**YOUR TASK:** Your task is to filter the data below down to the lines holding "Project".

Dataset records:
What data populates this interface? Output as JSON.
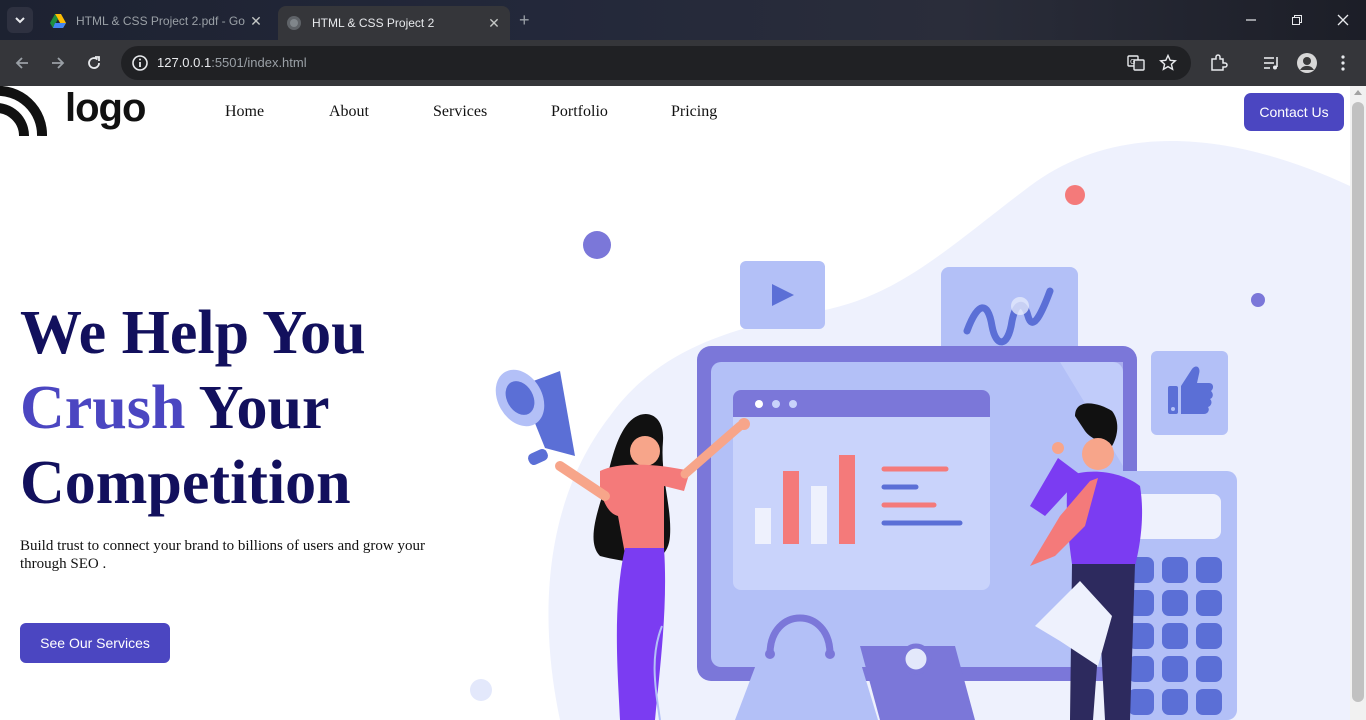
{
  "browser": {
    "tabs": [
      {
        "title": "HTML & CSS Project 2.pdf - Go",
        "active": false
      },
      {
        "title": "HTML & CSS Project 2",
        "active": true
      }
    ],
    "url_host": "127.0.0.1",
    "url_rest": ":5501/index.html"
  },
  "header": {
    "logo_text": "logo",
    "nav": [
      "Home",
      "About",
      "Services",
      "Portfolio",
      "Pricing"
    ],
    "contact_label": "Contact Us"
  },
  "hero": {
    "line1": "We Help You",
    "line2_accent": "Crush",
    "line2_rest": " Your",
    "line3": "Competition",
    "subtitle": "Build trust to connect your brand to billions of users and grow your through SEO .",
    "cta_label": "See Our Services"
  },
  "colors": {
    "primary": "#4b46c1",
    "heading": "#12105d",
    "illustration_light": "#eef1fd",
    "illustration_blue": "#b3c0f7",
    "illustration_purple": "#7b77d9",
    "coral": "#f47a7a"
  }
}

**THE RESPONSE:**
        "title": "HTML & CSS Project 2.pdf - Go",
        "title": "HTML & CSS Project 2",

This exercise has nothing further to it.